■ TEKS SUMBER:

# # #

Sabtu, 13 Oktober 2018

Titi Wangsa, Kun Adnyana dan Museum Neka, 12 - 30 Oktober 2018


Kun Adnyana adalah sebuah ikon anti kemapanan. Ya, betapa tidak. Sebuah metamorphosis perjalanan panjang tiada henti dan tiada kenal lelah yang tergambar bila berbicara tentang beliau dan setiap karyanya. Beberapa seniman memiliki pola baku dan pakem tertentu dalam berkarya, beberapa seniman lain hanya berkutat pada segelintir karya. Beberapa lainnya, setelah menghasilkan sebuah karya fenomenal, kemudian menghilang pergi. Namun Kun memperlihatkan diri dalam beragam karya tulis, juga seni lukis, dalam berbagai bentuk, gerak, ruang, dan periode waktu. Ini membuat Kun Adnyana layak disebut sebagai Budayawan Ikonik Anti Kemapanan




Terlahir tahun 1976, Putra Bangli ini menamatkan program master pada Institut Seni Jogjakarta, dan terdaftar sebagai tenaga pengajar di Institut Seni Indonesia di Denpasar semenjak tahun 2003. Berbagai pameran, baik bersama maupun solo telah dilaksanakannya, semenjak tahun 2003 dengan topik Kamasukha,  di Gallery Genta, Ubud, 2009 di Jogja, 2011 di Jakarta, dan berbagai tempat lainnya. Berbagai penghargaan juga telah diraih sebagai bukti kedewasaan dalam berbagai karya, baik seni lukis, karya tulis, juga jenjang pendidikan yang dicapai Kun Adnyana, seperti pada tahun 1996 sebagai pemenang pertama lomba seni lukis remaja dalam rangka kompetisi terkait hari jadi Parpostel IX se kota Denpasar, tahun 1998 sebagai pelukis terbaik dengan topic Kamasra Price, tahun 2002 sebagai lulusan terbaik ISI Denpasar, 2006 memperoleh Widya Pataka Award dari Gubernur Bali terkait Penulis Seni Visual (Visual Art Writer), 2008 sebagai lulusan terbaik ISI Jogjakarta.

# # #

■ YANG PERLU DIKERJAKAN:
[1] Tentukan apakah setiap pernyataan berikut sesuai dengan teks tentang Kun Adnyana. Jawab ya atau tidak, lalu kutip kata-kata penentunya dari teks: (a) Kun Adnyana lahir pada tahun 1976. (b) Kun Adnyana menjadi tenaga pengajar di Institut Seni Indonesia di Denpasar sejak tahun 2003. (c) Widya Pataka Award diterima Kun Adnyana dari Bupati Bangli.
[2] Lanjutkan teks tentang Kun Adnyana mulai dari kalimat terakhirnya.

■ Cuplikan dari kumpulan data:
# # #

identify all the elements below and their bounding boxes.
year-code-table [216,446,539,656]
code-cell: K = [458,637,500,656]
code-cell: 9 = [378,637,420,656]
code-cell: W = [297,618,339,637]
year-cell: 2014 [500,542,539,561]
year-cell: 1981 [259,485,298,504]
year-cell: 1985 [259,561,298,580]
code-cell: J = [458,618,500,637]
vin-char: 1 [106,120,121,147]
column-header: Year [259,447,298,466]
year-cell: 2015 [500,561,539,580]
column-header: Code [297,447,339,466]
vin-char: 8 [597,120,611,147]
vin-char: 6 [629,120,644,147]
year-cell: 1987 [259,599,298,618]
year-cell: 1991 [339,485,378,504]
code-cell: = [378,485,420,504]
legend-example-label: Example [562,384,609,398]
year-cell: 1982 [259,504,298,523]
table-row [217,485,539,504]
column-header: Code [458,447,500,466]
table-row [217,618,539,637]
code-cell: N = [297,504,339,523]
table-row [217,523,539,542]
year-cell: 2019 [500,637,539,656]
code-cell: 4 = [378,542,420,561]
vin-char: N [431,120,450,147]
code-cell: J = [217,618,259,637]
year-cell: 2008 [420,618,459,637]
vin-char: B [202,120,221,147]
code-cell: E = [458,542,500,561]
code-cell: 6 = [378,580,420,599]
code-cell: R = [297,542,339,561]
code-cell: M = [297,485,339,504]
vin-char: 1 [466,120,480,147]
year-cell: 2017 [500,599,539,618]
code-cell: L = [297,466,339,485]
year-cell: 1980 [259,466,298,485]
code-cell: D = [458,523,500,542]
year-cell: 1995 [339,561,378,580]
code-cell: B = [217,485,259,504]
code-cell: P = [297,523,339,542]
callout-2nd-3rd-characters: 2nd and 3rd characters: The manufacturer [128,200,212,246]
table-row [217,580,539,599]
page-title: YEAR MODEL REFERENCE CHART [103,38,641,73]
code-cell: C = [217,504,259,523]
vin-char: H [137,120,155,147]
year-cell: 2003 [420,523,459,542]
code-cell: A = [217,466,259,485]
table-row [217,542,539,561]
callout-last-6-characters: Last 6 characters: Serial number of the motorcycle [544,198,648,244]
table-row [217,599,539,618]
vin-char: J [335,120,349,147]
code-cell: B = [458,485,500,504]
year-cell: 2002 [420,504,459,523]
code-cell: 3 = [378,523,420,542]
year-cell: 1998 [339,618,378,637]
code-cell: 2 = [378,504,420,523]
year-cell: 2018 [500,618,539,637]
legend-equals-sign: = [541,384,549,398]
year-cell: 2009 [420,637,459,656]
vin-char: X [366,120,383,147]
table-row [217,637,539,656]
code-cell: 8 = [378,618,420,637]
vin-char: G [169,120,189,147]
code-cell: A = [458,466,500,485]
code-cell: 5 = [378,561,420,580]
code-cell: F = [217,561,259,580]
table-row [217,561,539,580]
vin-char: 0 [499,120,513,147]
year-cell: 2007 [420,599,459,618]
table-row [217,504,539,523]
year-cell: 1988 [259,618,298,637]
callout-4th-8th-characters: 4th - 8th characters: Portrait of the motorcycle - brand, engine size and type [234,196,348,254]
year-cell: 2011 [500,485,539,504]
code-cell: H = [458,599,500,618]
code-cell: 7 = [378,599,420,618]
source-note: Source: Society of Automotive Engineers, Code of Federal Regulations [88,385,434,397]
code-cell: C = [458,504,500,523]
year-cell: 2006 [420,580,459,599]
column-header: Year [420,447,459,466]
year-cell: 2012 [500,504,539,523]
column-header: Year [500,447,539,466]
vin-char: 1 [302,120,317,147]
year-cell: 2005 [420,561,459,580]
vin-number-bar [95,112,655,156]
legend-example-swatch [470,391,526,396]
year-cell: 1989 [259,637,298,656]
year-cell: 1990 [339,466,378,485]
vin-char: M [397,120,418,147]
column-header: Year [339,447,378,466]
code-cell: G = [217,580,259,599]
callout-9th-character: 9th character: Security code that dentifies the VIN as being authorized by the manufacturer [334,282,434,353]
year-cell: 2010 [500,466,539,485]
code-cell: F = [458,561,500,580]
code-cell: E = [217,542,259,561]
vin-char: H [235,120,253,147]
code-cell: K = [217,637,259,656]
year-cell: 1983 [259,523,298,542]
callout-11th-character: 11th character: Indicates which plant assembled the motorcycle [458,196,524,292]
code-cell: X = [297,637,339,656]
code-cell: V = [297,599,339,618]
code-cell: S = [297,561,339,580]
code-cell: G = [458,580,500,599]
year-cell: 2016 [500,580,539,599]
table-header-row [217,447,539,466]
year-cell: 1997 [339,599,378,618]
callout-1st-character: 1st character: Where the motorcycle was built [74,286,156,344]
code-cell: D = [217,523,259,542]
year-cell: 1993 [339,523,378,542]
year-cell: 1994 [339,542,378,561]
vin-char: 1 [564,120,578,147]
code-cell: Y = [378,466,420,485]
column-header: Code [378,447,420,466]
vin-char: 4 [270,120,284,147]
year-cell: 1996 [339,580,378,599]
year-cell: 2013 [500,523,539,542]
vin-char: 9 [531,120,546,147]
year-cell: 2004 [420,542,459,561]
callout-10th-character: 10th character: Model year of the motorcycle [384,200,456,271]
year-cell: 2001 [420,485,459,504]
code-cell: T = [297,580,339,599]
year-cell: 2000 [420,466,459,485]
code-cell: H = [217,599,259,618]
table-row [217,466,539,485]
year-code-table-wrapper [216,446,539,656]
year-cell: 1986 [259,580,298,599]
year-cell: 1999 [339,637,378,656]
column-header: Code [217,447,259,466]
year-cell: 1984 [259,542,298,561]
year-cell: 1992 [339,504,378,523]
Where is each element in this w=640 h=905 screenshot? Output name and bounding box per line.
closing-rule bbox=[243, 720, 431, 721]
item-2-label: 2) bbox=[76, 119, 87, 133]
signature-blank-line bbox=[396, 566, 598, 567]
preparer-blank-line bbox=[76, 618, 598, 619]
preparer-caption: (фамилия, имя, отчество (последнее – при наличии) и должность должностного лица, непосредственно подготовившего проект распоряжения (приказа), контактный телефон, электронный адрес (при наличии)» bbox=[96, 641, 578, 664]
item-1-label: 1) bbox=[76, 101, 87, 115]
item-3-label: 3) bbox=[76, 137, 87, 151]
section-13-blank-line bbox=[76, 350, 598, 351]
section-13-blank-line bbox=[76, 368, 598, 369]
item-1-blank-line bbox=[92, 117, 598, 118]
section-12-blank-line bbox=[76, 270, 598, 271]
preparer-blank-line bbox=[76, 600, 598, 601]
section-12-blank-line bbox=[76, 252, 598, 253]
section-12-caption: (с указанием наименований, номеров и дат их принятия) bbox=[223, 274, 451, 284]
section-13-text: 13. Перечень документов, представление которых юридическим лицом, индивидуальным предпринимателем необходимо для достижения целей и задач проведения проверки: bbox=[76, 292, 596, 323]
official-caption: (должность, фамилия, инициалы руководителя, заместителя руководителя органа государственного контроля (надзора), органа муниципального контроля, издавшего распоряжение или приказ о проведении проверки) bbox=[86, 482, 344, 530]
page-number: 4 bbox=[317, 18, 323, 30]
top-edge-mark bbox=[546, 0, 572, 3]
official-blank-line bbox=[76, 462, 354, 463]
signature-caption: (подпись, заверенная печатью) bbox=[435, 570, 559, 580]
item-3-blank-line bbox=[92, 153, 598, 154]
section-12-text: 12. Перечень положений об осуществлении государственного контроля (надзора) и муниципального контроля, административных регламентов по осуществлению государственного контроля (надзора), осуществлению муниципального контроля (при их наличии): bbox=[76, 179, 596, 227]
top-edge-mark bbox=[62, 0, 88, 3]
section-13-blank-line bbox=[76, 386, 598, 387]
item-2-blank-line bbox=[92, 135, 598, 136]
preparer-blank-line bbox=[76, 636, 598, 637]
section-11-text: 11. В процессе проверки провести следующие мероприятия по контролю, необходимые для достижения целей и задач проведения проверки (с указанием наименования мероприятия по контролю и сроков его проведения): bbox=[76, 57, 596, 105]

# # #

■ JAWABAN SETIAP TUGAS:
[1]
(a) Ya: "Terlahir tahun 1976"
(b) Ya: "terdaftar sebagai tenaga pengajar di Institut Seni Indonesia di Denpasar semenjak tahun 2003"
(c) Tidak: "2006 memperoleh Widya Pataka Award dari Gubernur Bali"

[2]
Kun Adnyana meraih gelar Doktor setelah berhasil melalui tahap Ujian Sidang Terbuka pada tanggal 9 Oktober 2015. Topik penelitiannya terkait dengan ideologi estetika seni lukis Bali 1930 an, terkait dengan berbagai agen yang terlibat dalam gerakan yang secara resmi kemudian diberi nama Pita Maha semenjak 29 Januari 1936. Riset disertasi secara mendalam menghantarnya pada suatu kesimpulan bahwa gerakan sosial seni terlahir karena seluruh potensi modal (baik itu berupa simbolik, budaya dan ekonomi) bekerja secara terpadu dalam habitus kebaruan.  



Hal ini menjelaskan bahwa seni dan budaya, mau tidak mau, suka maupun tidak, akan senantiasa bergulir mengikuti perkembangan jaman, sesuai dengan jiwa jaman masing-masing (Zeitgeist). Ini juga tercermin pada beragam karya yang dihasilkan Kun Adnyana, bahwa konsep estetika sebagai ideologi yang dimiliki seniman juga akan dipengaruhi oleh konsep spiritual dan jiwa merdeka dari sang seniman itu sendiri. 

Kun dengan bebasnya bisa menggabungkan berbagai tokoh komik seperti superman pada karya nya, berbagai warna warni permen pada sapuan kuas di atas kanvas, hingga guratan-guratan yang berbeda dari tersamar, jelas terlihat, hingga tekanan ekstrem dan kontras di setiap sapuannya pada satu bidang kanvas yang sama. Hanya seniman yang telah menguasai dirinya serta memiliki potensi keahlian tinggi yang berani bermain pada level ini, karena tidak membiarkan pakem pakem atau pola karya tertentu berlaku sepihak dan berkelanjutan pada dirinya. Namun tetap bisa dinikmati oleh pencinta seni secara luas, bahkan, berhasil mendorong banyak pihak meninggalkan kotak mapan dan zona amannya.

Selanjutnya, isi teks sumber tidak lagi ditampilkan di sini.